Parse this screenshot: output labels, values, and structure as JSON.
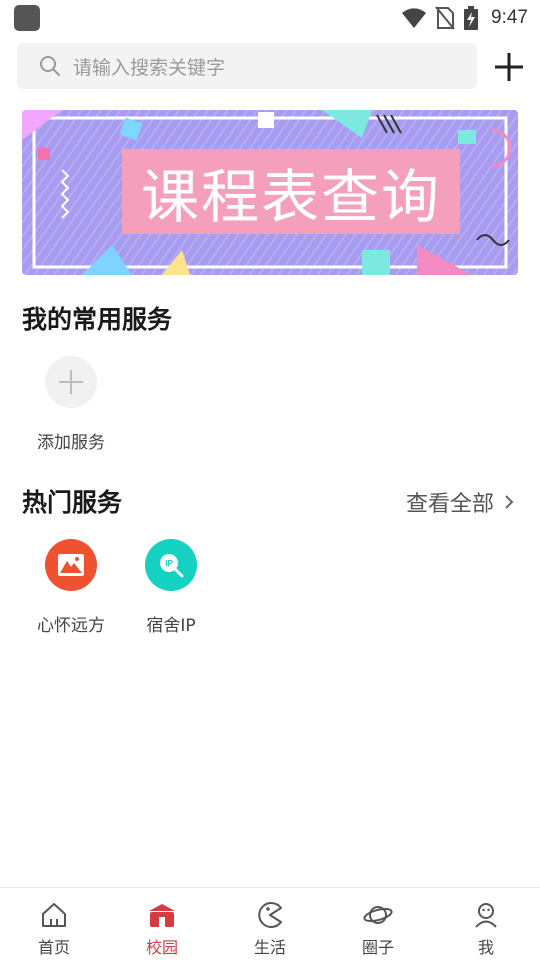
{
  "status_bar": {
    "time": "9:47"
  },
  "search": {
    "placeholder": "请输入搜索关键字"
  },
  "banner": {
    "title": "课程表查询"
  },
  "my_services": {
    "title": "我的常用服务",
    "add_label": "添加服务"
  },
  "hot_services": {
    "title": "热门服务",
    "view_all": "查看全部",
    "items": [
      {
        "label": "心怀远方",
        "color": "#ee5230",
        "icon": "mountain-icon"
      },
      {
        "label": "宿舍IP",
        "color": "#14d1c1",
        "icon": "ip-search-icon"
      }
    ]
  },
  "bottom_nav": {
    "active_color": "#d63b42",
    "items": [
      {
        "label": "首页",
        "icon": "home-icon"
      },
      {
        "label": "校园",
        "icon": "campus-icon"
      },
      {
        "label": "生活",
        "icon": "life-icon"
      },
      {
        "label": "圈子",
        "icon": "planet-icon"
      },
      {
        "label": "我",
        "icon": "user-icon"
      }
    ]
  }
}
──────
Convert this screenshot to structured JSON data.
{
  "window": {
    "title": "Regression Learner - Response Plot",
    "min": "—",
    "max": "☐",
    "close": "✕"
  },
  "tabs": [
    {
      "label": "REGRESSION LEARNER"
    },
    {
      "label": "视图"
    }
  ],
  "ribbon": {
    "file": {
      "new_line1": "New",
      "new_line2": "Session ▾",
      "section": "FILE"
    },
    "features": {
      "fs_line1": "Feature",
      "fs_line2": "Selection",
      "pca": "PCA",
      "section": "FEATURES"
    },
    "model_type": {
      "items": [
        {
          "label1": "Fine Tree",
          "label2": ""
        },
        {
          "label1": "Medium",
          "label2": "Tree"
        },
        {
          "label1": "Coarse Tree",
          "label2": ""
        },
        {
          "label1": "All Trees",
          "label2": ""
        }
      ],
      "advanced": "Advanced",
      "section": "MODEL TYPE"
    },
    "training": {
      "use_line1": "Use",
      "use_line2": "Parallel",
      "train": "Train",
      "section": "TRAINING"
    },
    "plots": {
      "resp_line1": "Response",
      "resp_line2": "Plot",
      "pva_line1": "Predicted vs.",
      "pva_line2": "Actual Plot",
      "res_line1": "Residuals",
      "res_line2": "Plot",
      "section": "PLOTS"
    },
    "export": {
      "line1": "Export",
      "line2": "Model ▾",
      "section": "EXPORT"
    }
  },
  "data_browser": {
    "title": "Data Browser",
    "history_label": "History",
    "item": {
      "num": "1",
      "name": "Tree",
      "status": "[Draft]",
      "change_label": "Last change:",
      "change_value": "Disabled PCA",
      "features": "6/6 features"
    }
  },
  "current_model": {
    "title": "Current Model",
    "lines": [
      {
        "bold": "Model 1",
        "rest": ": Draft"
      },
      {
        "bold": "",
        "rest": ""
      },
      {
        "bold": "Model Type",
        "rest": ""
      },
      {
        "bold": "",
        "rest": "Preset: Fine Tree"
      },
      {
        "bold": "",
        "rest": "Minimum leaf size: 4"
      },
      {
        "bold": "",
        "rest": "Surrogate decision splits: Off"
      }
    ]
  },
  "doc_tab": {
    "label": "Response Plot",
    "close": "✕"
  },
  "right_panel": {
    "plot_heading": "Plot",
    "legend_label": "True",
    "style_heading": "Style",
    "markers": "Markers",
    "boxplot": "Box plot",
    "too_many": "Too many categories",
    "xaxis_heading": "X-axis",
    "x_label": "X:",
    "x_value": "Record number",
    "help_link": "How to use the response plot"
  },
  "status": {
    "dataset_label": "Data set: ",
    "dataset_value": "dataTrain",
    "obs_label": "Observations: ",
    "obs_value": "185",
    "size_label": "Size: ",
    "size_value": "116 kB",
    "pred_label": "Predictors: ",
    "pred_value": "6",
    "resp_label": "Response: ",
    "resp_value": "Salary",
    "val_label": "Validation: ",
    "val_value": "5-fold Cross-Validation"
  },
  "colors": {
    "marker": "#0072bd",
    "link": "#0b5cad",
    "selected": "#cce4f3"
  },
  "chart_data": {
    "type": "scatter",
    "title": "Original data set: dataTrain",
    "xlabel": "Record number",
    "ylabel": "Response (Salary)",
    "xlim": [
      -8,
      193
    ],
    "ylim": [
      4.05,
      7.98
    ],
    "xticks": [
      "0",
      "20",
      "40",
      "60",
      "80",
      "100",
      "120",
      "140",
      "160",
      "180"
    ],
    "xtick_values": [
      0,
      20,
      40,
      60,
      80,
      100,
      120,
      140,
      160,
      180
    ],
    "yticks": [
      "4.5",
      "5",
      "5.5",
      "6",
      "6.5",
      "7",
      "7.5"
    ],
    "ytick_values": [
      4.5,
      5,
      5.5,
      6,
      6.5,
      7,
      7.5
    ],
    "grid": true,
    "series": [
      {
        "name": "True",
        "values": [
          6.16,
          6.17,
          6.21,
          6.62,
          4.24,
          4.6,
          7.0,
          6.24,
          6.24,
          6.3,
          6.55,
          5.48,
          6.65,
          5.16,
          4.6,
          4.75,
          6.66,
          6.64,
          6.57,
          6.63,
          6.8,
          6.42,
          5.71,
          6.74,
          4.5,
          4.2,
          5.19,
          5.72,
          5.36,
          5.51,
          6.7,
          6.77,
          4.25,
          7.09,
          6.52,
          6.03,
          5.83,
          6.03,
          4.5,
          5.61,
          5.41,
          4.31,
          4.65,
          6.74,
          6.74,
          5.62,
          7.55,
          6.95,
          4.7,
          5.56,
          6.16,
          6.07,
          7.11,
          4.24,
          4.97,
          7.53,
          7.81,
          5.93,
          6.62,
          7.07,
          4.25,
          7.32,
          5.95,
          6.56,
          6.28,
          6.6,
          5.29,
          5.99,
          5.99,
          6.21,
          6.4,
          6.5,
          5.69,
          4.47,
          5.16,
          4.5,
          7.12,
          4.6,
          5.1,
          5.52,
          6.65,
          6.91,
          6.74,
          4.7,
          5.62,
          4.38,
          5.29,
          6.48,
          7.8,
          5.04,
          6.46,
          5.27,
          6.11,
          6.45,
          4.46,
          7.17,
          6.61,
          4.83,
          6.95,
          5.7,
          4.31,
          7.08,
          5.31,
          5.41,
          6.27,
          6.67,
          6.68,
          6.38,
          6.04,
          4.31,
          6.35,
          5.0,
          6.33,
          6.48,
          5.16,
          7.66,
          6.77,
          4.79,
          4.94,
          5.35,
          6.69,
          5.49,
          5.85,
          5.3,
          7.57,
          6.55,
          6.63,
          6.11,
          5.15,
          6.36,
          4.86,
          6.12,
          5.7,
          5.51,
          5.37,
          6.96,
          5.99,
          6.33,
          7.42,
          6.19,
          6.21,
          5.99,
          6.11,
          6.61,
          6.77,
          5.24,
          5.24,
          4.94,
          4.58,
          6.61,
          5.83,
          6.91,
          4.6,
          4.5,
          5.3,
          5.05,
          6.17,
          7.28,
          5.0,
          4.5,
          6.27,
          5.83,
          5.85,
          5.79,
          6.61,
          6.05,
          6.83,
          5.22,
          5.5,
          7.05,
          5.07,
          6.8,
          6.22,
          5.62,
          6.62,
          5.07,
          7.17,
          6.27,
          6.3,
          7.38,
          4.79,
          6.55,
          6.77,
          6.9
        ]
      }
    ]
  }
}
──────
* **Aim of the exercise**:
Look above for lines with the word "rest" and copy them all.

* **Output**:
        "rest": ": Draft"
        "rest": ""
        "rest": ""
        "rest": "Preset: Fine Tree"
        "rest": "Minimum leaf size: 4"
        "rest": "Surrogate decision splits: Off"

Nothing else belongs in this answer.